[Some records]
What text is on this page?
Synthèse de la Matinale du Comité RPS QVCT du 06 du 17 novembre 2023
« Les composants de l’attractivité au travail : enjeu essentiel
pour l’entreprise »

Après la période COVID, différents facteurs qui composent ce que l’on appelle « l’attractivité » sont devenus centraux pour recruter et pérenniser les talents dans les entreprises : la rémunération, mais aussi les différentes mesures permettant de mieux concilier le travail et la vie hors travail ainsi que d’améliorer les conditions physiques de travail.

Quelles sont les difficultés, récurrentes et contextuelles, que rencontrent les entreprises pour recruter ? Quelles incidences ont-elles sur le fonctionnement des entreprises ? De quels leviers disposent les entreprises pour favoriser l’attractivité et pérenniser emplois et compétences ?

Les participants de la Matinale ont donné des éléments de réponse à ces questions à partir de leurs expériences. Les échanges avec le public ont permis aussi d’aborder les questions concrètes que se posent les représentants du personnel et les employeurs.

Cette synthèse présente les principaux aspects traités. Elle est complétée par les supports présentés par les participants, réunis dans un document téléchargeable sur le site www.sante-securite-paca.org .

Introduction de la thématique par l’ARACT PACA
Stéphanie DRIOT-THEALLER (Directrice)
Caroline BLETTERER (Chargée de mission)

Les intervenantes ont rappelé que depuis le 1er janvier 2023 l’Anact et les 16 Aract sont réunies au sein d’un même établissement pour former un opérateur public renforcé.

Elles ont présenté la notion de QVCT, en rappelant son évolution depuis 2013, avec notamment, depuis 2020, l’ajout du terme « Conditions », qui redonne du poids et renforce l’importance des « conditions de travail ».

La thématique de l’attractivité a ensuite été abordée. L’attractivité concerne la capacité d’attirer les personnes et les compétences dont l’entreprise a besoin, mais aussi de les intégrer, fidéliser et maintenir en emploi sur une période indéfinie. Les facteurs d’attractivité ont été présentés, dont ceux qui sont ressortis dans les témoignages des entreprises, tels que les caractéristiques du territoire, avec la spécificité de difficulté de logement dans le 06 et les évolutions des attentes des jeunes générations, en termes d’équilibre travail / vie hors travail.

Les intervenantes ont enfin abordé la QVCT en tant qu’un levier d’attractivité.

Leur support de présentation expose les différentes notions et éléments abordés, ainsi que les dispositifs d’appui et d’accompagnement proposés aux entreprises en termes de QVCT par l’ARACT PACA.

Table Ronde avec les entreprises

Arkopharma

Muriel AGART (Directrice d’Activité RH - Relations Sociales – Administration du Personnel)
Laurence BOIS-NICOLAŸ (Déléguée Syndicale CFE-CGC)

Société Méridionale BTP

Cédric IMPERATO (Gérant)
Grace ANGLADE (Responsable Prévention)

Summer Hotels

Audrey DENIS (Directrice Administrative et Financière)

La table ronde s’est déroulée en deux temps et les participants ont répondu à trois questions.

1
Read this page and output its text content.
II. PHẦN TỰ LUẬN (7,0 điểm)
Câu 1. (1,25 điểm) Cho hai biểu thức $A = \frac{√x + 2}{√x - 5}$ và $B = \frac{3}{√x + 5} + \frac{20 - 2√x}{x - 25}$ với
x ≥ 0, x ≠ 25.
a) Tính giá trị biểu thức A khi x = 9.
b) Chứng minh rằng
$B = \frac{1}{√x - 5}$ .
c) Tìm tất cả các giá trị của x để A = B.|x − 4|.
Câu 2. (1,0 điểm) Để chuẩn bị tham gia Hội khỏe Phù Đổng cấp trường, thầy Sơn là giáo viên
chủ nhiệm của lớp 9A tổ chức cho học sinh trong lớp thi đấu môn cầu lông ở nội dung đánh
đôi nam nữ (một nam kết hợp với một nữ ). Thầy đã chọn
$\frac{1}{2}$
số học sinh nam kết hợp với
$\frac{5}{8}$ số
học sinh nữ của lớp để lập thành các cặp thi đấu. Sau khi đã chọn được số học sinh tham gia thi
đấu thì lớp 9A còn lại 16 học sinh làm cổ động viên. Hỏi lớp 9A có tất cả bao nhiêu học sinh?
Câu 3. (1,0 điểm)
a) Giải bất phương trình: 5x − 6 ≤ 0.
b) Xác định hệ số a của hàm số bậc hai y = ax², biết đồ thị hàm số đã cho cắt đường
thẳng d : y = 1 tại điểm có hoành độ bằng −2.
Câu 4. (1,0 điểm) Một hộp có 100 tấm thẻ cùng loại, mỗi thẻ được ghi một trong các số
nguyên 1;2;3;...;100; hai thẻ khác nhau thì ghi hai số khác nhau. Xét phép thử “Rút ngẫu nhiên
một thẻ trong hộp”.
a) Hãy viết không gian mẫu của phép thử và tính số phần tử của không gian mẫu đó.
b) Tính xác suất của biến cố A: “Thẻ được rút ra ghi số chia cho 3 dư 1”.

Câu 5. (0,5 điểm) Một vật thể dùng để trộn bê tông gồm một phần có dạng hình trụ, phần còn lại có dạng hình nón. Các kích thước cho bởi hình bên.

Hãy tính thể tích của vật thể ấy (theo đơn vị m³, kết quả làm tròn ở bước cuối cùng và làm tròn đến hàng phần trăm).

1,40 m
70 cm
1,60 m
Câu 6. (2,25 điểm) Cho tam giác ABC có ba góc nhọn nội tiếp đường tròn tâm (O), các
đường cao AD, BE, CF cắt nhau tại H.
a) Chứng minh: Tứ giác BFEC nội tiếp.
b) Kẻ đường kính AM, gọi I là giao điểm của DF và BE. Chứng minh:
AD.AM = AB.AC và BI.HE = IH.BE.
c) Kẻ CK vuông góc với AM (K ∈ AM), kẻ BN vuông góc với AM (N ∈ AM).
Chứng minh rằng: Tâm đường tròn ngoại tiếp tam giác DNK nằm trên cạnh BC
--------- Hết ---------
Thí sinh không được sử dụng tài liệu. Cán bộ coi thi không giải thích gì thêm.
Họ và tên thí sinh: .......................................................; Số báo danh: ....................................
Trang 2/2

WHAT YOU WILL DO: Reproduce every entry shown above, precisely as it stands.

THE SOLUTION:
What text is on this page?
Synthèse de la Matinale du Comité RPS QVCT du 06 du 17 novembre 2023
« Les composants de l’attractivité au travail : enjeu essentiel
pour l’entreprise »

Après la période COVID, différents facteurs qui composent ce que l’on appelle « l’attractivité » sont devenus centraux pour recruter et pérenniser les talents dans les entreprises : la rémunération, mais aussi les différentes mesures permettant de mieux concilier le travail et la vie hors travail ainsi que d’améliorer les conditions physiques de travail.

Quelles sont les difficultés, récurrentes et contextuelles, que rencontrent les entreprises pour recruter ? Quelles incidences ont-elles sur le fonctionnement des entreprises ? De quels leviers disposent les entreprises pour favoriser l’attractivité et pérenniser emplois et compétences ?

Les participants de la Matinale ont donné des éléments de réponse à ces questions à partir de leurs expériences. Les échanges avec le public ont permis aussi d’aborder les questions concrètes que se posent les représentants du personnel et les employeurs.

Cette synthèse présente les principaux aspects traités. Elle est complétée par les supports présentés par les participants, réunis dans un document téléchargeable sur le site www.sante-securite-paca.org .

Introduction de la thématique par l’ARACT PACA
Stéphanie DRIOT-THEALLER (Directrice)
Caroline BLETTERER (Chargée de mission)

Les intervenantes ont rappelé que depuis le 1er janvier 2023 l’Anact et les 16 Aract sont réunies au sein d’un même établissement pour former un opérateur public renforcé.

Elles ont présenté la notion de QVCT, en rappelant son évolution depuis 2013, avec notamment, depuis 2020, l’ajout du terme « Conditions », qui redonne du poids et renforce l’importance des « conditions de travail ».

La thématique de l’attractivité a ensuite été abordée. L’attractivité concerne la capacité d’attirer les personnes et les compétences dont l’entreprise a besoin, mais aussi de les intégrer, fidéliser et maintenir en emploi sur une période indéfinie. Les facteurs d’attractivité ont été présentés, dont ceux qui sont ressortis dans les témoignages des entreprises, tels que les caractéristiques du territoire, avec la spécificité de difficulté de logement dans le 06 et les évolutions des attentes des jeunes générations, en termes d’équilibre travail / vie hors travail.

Les intervenantes ont enfin abordé la QVCT en tant qu’un levier d’attractivité.

Leur support de présentation expose les différentes notions et éléments abordés, ainsi que les dispositifs d’appui et d’accompagnement proposés aux entreprises en termes de QVCT par l’ARACT PACA.

Table Ronde avec les entreprises

Arkopharma

Muriel AGART (Directrice d’Activité RH - Relations Sociales – Administration du Personnel)
Laurence BOIS-NICOLAŸ (Déléguée Syndicale CFE-CGC)

Société Méridionale BTP

Cédric IMPERATO (Gérant)
Grace ANGLADE (Responsable Prévention)

Summer Hotels

Audrey DENIS (Directrice Administrative et Financière)

La table ronde s’est déroulée en deux temps et les participants ont répondu à trois questions.

1
Read this page and output its text content.
II. PHẦN TỰ LUẬN (7,0 điểm)
Câu 1. (1,25 điểm) Cho hai biểu thức $A = \frac{√x + 2}{√x - 5}$ và $B = \frac{3}{√x + 5} + \frac{20 - 2√x}{x - 25}$ với
x ≥ 0, x ≠ 25.
a) Tính giá trị biểu thức A khi x = 9.
b) Chứng minh rằng
$B = \frac{1}{√x - 5}$ .
c) Tìm tất cả các giá trị của x để A = B.|x − 4|.
Câu 2. (1,0 điểm) Để chuẩn bị tham gia Hội khỏe Phù Đổng cấp trường, thầy Sơn là giáo viên
chủ nhiệm của lớp 9A tổ chức cho học sinh trong lớp thi đấu môn cầu lông ở nội dung đánh
đôi nam nữ (một nam kết hợp với một nữ ). Thầy đã chọn
$\frac{1}{2}$
số học sinh nam kết hợp với
$\frac{5}{8}$ số
học sinh nữ của lớp để lập thành các cặp thi đấu. Sau khi đã chọn được số học sinh tham gia thi
đấu thì lớp 9A còn lại 16 học sinh làm cổ động viên. Hỏi lớp 9A có tất cả bao nhiêu học sinh?
Câu 3. (1,0 điểm)
a) Giải bất phương trình: 5x − 6 ≤ 0.
b) Xác định hệ số a của hàm số bậc hai y = ax², biết đồ thị hàm số đã cho cắt đường
thẳng d : y = 1 tại điểm có hoành độ bằng −2.
Câu 4. (1,0 điểm) Một hộp có 100 tấm thẻ cùng loại, mỗi thẻ được ghi một trong các số
nguyên 1;2;3;...;100; hai thẻ khác nhau thì ghi hai số khác nhau. Xét phép thử “Rút ngẫu nhiên
một thẻ trong hộp”.
a) Hãy viết không gian mẫu của phép thử và tính số phần tử của không gian mẫu đó.
b) Tính xác suất của biến cố A: “Thẻ được rút ra ghi số chia cho 3 dư 1”.

Câu 5. (0,5 điểm) Một vật thể dùng để trộn bê tông gồm một phần có dạng hình trụ, phần còn lại có dạng hình nón. Các kích thước cho bởi hình bên.

Hãy tính thể tích của vật thể ấy (theo đơn vị m³, kết quả làm tròn ở bước cuối cùng và làm tròn đến hàng phần trăm).

1,40 m
70 cm
1,60 m
Câu 6. (2,25 điểm) Cho tam giác ABC có ba góc nhọn nội tiếp đường tròn tâm (O), các
đường cao AD, BE, CF cắt nhau tại H.
a) Chứng minh: Tứ giác BFEC nội tiếp.
b) Kẻ đường kính AM, gọi I là giao điểm của DF và BE. Chứng minh:
AD.AM = AB.AC và BI.HE = IH.BE.
c) Kẻ CK vuông góc với AM (K ∈ AM), kẻ BN vuông góc với AM (N ∈ AM).
Chứng minh rằng: Tâm đường tròn ngoại tiếp tam giác DNK nằm trên cạnh BC
--------- Hết ---------
Thí sinh không được sử dụng tài liệu. Cán bộ coi thi không giải thích gì thêm.
Họ và tên thí sinh: .......................................................; Số báo danh: ....................................
Trang 2/2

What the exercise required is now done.